**What is being asked**
Copy out every one of the rows below without changing a single character.

(Labeled box rows)
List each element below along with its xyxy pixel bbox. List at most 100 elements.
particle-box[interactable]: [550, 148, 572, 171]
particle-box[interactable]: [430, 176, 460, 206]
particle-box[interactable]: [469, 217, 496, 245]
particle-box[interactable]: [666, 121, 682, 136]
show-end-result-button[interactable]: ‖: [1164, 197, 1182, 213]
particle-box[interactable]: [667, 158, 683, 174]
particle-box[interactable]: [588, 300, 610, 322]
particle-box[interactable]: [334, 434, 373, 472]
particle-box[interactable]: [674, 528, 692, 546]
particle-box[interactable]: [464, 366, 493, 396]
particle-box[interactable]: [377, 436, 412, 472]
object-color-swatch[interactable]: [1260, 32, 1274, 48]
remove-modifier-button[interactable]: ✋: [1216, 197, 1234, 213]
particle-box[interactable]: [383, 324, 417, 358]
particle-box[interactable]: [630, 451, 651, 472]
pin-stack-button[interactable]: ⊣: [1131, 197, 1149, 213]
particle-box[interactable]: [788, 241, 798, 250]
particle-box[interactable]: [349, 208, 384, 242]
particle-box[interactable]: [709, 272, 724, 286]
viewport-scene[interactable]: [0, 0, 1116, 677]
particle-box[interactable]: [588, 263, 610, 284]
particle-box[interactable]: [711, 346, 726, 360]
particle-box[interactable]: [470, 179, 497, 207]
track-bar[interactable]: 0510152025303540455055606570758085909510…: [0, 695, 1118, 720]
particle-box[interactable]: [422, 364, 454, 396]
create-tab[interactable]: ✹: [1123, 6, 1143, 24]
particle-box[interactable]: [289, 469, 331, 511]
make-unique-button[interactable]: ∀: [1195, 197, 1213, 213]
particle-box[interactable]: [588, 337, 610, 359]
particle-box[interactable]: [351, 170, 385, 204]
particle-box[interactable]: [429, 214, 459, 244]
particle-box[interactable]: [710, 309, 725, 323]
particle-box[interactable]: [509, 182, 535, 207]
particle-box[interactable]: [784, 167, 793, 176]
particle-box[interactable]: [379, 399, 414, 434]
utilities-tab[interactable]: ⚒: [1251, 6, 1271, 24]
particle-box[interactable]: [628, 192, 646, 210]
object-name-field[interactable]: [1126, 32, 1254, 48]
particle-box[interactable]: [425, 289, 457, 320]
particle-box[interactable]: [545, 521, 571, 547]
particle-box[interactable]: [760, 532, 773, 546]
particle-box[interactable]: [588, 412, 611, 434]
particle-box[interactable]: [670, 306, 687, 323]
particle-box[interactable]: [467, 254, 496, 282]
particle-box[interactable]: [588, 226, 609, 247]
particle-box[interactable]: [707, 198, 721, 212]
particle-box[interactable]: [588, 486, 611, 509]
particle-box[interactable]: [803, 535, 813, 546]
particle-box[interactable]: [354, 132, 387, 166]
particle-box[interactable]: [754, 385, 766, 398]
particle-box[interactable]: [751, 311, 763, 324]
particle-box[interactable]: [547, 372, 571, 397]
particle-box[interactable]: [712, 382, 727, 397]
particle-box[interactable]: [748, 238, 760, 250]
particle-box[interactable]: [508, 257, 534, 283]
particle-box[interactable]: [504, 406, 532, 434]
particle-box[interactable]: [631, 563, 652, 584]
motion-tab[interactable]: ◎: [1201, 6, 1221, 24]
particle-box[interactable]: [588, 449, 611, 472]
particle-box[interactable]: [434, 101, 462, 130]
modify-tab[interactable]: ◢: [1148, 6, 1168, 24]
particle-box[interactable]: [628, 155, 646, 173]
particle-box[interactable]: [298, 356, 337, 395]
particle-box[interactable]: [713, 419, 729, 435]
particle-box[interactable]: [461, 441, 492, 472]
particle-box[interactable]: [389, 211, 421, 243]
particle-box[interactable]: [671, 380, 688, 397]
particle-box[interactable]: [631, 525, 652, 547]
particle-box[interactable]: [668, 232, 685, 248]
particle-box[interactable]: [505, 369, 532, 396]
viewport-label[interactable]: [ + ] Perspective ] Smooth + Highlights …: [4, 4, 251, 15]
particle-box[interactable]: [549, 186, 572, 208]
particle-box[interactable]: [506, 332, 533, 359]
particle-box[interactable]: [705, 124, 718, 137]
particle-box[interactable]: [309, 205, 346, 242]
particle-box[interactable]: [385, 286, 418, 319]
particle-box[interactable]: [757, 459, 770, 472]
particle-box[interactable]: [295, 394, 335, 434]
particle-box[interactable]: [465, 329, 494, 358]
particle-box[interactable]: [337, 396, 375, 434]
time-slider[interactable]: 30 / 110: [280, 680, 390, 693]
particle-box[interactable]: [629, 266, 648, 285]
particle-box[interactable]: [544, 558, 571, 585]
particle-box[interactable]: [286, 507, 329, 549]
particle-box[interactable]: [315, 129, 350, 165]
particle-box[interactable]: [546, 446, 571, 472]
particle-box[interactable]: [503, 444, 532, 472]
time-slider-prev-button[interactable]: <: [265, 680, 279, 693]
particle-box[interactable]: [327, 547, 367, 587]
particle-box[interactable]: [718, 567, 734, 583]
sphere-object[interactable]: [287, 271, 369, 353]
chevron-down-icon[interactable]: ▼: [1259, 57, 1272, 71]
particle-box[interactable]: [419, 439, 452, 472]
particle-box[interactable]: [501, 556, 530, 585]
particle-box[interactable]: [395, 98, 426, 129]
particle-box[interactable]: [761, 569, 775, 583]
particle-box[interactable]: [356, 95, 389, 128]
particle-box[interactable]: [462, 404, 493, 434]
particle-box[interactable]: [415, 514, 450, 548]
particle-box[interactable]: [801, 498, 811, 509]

**Full output**
List each element below along with its xyxy pixel bbox. List at most 100 elements.
particle-box[interactable]: [550, 148, 572, 171]
particle-box[interactable]: [430, 176, 460, 206]
particle-box[interactable]: [469, 217, 496, 245]
particle-box[interactable]: [666, 121, 682, 136]
show-end-result-button[interactable]: ‖: [1164, 197, 1182, 213]
particle-box[interactable]: [667, 158, 683, 174]
particle-box[interactable]: [588, 300, 610, 322]
particle-box[interactable]: [334, 434, 373, 472]
particle-box[interactable]: [674, 528, 692, 546]
particle-box[interactable]: [464, 366, 493, 396]
particle-box[interactable]: [377, 436, 412, 472]
object-color-swatch[interactable]: [1260, 32, 1274, 48]
remove-modifier-button[interactable]: ✋: [1216, 197, 1234, 213]
particle-box[interactable]: [383, 324, 417, 358]
particle-box[interactable]: [630, 451, 651, 472]
pin-stack-button[interactable]: ⊣: [1131, 197, 1149, 213]
particle-box[interactable]: [788, 241, 798, 250]
particle-box[interactable]: [349, 208, 384, 242]
particle-box[interactable]: [709, 272, 724, 286]
viewport-scene[interactable]: [0, 0, 1116, 677]
particle-box[interactable]: [588, 263, 610, 284]
particle-box[interactable]: [711, 346, 726, 360]
particle-box[interactable]: [470, 179, 497, 207]
track-bar[interactable]: 0510152025303540455055606570758085909510…: [0, 695, 1118, 720]
particle-box[interactable]: [422, 364, 454, 396]
create-tab[interactable]: ✹: [1123, 6, 1143, 24]
particle-box[interactable]: [289, 469, 331, 511]
make-unique-button[interactable]: ∀: [1195, 197, 1213, 213]
particle-box[interactable]: [588, 337, 610, 359]
particle-box[interactable]: [351, 170, 385, 204]
particle-box[interactable]: [429, 214, 459, 244]
particle-box[interactable]: [710, 309, 725, 323]
particle-box[interactable]: [509, 182, 535, 207]
particle-box[interactable]: [784, 167, 793, 176]
particle-box[interactable]: [379, 399, 414, 434]
utilities-tab[interactable]: ⚒: [1251, 6, 1271, 24]
particle-box[interactable]: [628, 192, 646, 210]
object-name-field[interactable]: [1126, 32, 1254, 48]
particle-box[interactable]: [425, 289, 457, 320]
particle-box[interactable]: [545, 521, 571, 547]
particle-box[interactable]: [760, 532, 773, 546]
particle-box[interactable]: [588, 412, 611, 434]
particle-box[interactable]: [670, 306, 687, 323]
particle-box[interactable]: [467, 254, 496, 282]
particle-box[interactable]: [588, 226, 609, 247]
particle-box[interactable]: [707, 198, 721, 212]
particle-box[interactable]: [588, 486, 611, 509]
particle-box[interactable]: [803, 535, 813, 546]
particle-box[interactable]: [354, 132, 387, 166]
particle-box[interactable]: [754, 385, 766, 398]
particle-box[interactable]: [751, 311, 763, 324]
particle-box[interactable]: [547, 372, 571, 397]
particle-box[interactable]: [712, 382, 727, 397]
particle-box[interactable]: [748, 238, 760, 250]
particle-box[interactable]: [508, 257, 534, 283]
particle-box[interactable]: [504, 406, 532, 434]
particle-box[interactable]: [631, 563, 652, 584]
motion-tab[interactable]: ◎: [1201, 6, 1221, 24]
particle-box[interactable]: [588, 449, 611, 472]
particle-box[interactable]: [434, 101, 462, 130]
modify-tab[interactable]: ◢: [1148, 6, 1168, 24]
particle-box[interactable]: [628, 155, 646, 173]
particle-box[interactable]: [298, 356, 337, 395]
particle-box[interactable]: [713, 419, 729, 435]
particle-box[interactable]: [461, 441, 492, 472]
particle-box[interactable]: [389, 211, 421, 243]
particle-box[interactable]: [671, 380, 688, 397]
particle-box[interactable]: [631, 525, 652, 547]
particle-box[interactable]: [668, 232, 685, 248]
particle-box[interactable]: [505, 369, 532, 396]
viewport-label[interactable]: [ + ] Perspective ] Smooth + Highlights …: [4, 4, 251, 15]
particle-box[interactable]: [549, 186, 572, 208]
particle-box[interactable]: [506, 332, 533, 359]
particle-box[interactable]: [705, 124, 718, 137]
particle-box[interactable]: [309, 205, 346, 242]
particle-box[interactable]: [385, 286, 418, 319]
particle-box[interactable]: [757, 459, 770, 472]
particle-box[interactable]: [295, 394, 335, 434]
particle-box[interactable]: [465, 329, 494, 358]
particle-box[interactable]: [337, 396, 375, 434]
time-slider[interactable]: 30 / 110: [280, 680, 390, 693]
particle-box[interactable]: [629, 266, 648, 285]
particle-box[interactable]: [544, 558, 571, 585]
particle-box[interactable]: [286, 507, 329, 549]
particle-box[interactable]: [315, 129, 350, 165]
particle-box[interactable]: [546, 446, 571, 472]
particle-box[interactable]: [503, 444, 532, 472]
time-slider-prev-button[interactable]: <: [265, 680, 279, 693]
particle-box[interactable]: [327, 547, 367, 587]
particle-box[interactable]: [718, 567, 734, 583]
sphere-object[interactable]: [287, 271, 369, 353]
chevron-down-icon[interactable]: ▼: [1259, 57, 1272, 71]
particle-box[interactable]: [419, 439, 452, 472]
particle-box[interactable]: [501, 556, 530, 585]
particle-box[interactable]: [395, 98, 426, 129]
particle-box[interactable]: [761, 569, 775, 583]
particle-box[interactable]: [356, 95, 389, 128]
particle-box[interactable]: [462, 404, 493, 434]
particle-box[interactable]: [415, 514, 450, 548]
particle-box[interactable]: [801, 498, 811, 509]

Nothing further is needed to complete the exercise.